(Chart and figure data)
*-*-*

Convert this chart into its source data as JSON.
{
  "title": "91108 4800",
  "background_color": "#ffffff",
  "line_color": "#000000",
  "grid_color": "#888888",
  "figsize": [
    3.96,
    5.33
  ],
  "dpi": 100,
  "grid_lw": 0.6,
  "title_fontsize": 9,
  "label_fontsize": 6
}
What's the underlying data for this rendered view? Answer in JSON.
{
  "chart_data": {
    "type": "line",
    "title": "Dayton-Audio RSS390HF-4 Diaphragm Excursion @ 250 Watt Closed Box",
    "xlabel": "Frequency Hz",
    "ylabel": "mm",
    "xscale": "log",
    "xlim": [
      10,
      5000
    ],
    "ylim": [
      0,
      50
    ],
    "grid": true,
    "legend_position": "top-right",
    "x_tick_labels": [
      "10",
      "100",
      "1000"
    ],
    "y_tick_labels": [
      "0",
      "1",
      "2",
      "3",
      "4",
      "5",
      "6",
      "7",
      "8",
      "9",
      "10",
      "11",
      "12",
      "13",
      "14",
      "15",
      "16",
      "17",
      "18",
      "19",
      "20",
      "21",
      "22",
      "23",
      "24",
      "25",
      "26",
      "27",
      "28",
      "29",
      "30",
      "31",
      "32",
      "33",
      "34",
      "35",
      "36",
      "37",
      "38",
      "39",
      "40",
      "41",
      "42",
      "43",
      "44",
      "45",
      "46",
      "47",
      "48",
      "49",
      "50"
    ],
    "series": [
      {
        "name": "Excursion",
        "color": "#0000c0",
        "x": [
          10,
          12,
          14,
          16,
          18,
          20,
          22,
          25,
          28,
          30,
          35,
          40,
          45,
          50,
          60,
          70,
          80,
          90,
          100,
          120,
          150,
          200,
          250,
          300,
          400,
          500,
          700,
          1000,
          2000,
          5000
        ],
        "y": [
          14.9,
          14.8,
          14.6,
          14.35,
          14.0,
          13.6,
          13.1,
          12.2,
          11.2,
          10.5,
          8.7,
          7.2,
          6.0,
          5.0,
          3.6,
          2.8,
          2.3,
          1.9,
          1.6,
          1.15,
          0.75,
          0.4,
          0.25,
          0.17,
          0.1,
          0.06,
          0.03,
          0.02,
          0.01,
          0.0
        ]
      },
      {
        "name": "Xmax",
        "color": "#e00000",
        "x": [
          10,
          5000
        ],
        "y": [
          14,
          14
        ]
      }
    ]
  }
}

*-*-*

Job:
Note every line above where the string "Excursion" shows up, and copy those lines.

Answer below:
    "title": "Dayton-Audio RSS390HF-4 Diaphragm Excursion @ 250 Watt Closed Box",
        "name": "Excursion",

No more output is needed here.